Exercise details | From the listing below, copy every line with the word "Clear".

Dataset items:
▬▬▬
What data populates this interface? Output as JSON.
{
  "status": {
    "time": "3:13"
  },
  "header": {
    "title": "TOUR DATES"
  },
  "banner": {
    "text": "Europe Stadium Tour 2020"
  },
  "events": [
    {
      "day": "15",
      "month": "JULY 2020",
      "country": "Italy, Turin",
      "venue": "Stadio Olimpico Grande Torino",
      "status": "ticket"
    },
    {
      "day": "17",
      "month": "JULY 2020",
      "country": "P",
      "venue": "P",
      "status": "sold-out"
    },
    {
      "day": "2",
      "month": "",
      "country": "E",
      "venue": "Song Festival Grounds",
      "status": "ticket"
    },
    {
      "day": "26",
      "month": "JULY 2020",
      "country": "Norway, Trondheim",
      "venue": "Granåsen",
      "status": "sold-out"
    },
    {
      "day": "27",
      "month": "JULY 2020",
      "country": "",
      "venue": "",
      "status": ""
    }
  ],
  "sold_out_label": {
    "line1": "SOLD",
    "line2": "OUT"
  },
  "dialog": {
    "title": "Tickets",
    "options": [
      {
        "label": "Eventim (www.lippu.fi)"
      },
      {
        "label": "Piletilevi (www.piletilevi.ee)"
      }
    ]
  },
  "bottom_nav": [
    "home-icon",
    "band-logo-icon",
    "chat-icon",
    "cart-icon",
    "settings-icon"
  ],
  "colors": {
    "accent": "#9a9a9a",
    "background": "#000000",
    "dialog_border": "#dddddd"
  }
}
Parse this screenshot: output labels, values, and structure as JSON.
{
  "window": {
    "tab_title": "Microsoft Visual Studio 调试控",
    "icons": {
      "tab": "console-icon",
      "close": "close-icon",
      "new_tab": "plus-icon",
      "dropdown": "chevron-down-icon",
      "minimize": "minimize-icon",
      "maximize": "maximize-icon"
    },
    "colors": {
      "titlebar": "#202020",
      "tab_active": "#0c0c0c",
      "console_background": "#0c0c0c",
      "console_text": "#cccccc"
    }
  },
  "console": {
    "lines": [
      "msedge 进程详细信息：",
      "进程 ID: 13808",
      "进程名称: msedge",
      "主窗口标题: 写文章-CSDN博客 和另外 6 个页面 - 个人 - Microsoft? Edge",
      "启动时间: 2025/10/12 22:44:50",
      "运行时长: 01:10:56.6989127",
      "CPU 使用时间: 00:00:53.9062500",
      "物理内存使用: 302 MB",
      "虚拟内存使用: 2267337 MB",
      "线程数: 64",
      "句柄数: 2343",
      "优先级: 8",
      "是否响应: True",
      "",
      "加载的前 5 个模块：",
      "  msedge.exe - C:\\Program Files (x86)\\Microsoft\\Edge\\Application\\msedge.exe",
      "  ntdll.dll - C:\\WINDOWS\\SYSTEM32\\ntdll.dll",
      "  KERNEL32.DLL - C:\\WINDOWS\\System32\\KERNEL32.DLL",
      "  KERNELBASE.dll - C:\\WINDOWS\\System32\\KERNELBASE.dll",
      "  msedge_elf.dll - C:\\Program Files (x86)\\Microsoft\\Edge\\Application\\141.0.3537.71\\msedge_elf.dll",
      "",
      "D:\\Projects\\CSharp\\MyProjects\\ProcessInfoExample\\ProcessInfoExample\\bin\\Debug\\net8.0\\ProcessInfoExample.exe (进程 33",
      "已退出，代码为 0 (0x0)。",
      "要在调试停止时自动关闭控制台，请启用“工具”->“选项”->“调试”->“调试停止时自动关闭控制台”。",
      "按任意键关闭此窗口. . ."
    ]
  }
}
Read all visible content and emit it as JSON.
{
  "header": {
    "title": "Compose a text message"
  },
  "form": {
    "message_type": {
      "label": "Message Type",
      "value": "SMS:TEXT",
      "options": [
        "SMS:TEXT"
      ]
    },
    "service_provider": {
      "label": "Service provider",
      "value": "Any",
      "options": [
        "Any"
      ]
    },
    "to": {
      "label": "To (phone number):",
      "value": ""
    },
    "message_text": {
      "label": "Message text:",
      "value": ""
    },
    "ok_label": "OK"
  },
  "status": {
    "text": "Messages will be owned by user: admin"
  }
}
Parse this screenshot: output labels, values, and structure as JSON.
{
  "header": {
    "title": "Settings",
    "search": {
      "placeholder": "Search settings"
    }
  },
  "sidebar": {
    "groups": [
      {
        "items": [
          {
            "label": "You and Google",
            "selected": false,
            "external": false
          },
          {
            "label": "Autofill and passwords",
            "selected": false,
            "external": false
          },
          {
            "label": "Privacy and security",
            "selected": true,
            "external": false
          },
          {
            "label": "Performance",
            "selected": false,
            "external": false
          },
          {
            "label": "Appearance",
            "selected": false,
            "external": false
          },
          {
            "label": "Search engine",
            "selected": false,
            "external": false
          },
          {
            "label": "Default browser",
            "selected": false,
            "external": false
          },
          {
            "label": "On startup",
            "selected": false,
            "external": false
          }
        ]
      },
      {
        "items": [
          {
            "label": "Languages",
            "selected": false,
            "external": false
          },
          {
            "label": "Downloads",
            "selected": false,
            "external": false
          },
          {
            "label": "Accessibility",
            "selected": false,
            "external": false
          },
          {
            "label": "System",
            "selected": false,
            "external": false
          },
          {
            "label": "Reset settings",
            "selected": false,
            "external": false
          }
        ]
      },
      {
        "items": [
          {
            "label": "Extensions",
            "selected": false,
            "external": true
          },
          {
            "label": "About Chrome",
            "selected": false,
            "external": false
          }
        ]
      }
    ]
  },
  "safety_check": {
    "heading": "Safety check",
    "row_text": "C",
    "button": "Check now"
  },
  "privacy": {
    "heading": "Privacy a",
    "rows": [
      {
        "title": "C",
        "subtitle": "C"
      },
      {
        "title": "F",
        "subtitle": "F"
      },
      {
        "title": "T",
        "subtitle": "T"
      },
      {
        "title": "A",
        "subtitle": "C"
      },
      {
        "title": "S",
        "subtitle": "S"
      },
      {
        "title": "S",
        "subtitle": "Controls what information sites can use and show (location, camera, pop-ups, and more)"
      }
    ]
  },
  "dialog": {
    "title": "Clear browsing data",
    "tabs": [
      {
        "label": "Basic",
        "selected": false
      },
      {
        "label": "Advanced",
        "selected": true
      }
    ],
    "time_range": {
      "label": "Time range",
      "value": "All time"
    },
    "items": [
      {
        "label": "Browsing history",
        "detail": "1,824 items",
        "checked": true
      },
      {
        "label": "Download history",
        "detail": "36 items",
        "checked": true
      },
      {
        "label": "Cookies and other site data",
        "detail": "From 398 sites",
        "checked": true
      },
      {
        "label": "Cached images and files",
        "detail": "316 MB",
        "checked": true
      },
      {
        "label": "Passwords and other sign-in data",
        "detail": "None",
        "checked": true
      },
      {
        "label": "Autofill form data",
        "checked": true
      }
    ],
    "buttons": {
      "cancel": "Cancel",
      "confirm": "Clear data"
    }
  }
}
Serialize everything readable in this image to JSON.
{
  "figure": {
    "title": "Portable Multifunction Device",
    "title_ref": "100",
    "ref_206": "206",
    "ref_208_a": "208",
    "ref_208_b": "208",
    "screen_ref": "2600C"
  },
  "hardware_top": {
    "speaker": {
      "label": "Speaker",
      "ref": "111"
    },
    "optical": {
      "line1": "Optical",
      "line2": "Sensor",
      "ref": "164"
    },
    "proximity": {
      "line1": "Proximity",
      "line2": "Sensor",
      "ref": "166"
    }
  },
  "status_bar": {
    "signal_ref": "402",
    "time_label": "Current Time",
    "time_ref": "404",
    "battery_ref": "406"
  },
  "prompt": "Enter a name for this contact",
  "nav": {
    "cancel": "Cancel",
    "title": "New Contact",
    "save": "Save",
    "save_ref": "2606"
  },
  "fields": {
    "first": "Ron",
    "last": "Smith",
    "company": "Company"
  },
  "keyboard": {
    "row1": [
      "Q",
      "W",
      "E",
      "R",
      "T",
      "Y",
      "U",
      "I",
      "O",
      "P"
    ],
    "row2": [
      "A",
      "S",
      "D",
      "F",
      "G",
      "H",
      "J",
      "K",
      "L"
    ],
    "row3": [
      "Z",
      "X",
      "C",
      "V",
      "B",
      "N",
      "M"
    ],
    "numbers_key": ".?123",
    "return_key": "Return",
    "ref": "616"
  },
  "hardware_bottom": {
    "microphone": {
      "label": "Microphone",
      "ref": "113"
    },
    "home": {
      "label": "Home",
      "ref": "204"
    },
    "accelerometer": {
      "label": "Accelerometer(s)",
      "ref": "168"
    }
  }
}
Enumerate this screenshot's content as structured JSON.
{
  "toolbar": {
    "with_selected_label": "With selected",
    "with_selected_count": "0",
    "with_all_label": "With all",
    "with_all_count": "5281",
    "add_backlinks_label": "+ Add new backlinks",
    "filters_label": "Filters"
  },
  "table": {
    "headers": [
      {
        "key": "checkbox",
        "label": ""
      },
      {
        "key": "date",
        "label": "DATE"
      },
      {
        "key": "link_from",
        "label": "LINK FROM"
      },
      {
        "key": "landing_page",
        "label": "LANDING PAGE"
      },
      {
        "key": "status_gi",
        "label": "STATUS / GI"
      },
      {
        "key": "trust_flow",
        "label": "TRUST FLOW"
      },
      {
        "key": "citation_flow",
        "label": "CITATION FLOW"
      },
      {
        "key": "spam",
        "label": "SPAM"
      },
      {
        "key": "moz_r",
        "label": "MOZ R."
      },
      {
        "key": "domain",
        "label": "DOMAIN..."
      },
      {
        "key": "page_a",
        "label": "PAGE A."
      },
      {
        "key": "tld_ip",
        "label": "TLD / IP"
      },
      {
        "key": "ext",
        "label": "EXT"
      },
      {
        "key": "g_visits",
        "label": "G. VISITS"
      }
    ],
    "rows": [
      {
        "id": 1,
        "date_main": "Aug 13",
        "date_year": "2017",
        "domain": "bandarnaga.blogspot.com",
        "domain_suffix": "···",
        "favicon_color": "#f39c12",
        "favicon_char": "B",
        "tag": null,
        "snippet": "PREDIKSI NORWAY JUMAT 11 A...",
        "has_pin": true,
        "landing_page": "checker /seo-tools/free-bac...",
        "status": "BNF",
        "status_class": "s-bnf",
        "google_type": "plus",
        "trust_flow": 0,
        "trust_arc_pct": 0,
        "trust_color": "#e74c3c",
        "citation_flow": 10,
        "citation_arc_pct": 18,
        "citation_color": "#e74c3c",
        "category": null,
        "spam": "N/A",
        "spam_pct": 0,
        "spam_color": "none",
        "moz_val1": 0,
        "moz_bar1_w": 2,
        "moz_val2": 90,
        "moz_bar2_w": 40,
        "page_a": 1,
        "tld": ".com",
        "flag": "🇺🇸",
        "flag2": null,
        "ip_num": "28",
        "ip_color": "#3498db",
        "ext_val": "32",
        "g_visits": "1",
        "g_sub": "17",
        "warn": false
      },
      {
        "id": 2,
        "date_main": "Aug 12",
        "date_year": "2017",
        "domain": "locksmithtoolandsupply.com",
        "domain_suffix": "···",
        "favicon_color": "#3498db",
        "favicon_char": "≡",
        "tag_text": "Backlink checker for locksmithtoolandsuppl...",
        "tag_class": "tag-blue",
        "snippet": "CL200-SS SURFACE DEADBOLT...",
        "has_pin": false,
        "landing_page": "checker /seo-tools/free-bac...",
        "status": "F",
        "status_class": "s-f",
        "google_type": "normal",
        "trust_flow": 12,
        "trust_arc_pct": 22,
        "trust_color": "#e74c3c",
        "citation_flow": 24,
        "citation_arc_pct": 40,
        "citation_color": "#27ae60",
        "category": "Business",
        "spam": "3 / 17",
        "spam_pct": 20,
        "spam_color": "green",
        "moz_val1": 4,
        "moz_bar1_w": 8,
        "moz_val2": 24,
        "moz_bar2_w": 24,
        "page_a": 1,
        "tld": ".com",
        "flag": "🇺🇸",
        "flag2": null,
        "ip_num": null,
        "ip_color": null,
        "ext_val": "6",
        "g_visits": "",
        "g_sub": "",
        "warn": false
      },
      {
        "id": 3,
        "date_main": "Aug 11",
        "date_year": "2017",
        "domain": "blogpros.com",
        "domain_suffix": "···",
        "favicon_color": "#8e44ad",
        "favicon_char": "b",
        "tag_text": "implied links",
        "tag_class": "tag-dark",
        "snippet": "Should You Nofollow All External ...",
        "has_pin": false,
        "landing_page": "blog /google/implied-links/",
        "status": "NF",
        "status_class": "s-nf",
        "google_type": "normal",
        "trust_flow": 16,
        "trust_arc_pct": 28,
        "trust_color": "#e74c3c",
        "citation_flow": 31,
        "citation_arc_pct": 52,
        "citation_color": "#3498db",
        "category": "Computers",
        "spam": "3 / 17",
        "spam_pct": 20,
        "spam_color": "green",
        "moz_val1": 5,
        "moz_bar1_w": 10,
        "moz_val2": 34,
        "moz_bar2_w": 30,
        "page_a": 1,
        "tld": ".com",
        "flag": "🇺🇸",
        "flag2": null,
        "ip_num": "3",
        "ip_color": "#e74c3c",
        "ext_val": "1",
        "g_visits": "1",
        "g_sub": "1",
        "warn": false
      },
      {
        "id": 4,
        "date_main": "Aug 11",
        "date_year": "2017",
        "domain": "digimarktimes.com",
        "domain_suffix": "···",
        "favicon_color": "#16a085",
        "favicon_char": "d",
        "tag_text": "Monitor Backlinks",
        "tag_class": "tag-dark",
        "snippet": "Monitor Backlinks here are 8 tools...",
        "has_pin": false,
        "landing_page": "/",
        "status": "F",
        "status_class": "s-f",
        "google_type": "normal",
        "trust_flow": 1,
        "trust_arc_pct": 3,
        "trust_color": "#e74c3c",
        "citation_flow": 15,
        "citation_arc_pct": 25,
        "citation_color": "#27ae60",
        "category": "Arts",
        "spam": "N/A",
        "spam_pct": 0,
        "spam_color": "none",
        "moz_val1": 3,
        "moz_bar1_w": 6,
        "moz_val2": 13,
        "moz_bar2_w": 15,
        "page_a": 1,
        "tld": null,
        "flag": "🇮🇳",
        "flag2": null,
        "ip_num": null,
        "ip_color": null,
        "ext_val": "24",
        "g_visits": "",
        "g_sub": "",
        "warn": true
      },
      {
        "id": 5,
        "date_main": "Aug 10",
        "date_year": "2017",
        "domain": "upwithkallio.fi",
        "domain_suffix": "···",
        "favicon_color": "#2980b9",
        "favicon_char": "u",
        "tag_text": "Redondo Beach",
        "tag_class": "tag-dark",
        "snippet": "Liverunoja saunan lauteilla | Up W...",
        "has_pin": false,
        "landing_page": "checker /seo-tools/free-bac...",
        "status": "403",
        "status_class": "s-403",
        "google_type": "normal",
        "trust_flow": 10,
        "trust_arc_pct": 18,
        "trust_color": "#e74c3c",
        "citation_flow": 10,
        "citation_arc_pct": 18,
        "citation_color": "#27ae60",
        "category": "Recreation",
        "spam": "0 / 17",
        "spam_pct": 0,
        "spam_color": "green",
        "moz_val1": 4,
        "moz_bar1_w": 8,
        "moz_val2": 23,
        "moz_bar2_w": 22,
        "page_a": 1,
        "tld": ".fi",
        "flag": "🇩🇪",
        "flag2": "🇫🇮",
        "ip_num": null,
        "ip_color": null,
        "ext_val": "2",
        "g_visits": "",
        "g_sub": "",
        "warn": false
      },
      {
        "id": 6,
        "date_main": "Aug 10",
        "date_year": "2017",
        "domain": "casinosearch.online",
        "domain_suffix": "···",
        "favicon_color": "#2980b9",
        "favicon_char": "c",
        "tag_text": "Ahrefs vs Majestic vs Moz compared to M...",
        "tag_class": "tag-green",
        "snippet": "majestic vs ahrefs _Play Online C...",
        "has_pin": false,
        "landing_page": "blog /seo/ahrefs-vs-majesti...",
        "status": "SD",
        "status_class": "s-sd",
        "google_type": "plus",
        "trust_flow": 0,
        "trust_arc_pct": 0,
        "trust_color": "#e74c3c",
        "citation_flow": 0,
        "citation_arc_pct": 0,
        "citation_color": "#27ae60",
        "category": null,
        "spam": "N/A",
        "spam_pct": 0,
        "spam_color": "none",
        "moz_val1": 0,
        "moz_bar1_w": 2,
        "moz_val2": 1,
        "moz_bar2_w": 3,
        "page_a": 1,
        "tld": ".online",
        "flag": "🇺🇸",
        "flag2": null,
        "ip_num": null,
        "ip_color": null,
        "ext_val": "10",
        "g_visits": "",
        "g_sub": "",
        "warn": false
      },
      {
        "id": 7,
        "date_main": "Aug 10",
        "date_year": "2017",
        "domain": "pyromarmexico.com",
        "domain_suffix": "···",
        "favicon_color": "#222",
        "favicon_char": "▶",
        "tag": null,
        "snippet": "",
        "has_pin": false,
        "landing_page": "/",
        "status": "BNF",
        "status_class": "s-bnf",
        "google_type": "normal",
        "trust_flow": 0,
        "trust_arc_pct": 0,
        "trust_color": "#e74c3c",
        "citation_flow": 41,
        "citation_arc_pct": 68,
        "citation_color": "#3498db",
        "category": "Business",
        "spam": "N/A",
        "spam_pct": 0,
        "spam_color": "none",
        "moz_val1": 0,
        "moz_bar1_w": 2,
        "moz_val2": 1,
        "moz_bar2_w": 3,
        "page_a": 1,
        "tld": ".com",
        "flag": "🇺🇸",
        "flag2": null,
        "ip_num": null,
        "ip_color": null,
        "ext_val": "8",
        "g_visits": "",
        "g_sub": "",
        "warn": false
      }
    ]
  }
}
▬▬▬
Final result |
    "title": "Clear browsing data",
      "confirm": "Clear data"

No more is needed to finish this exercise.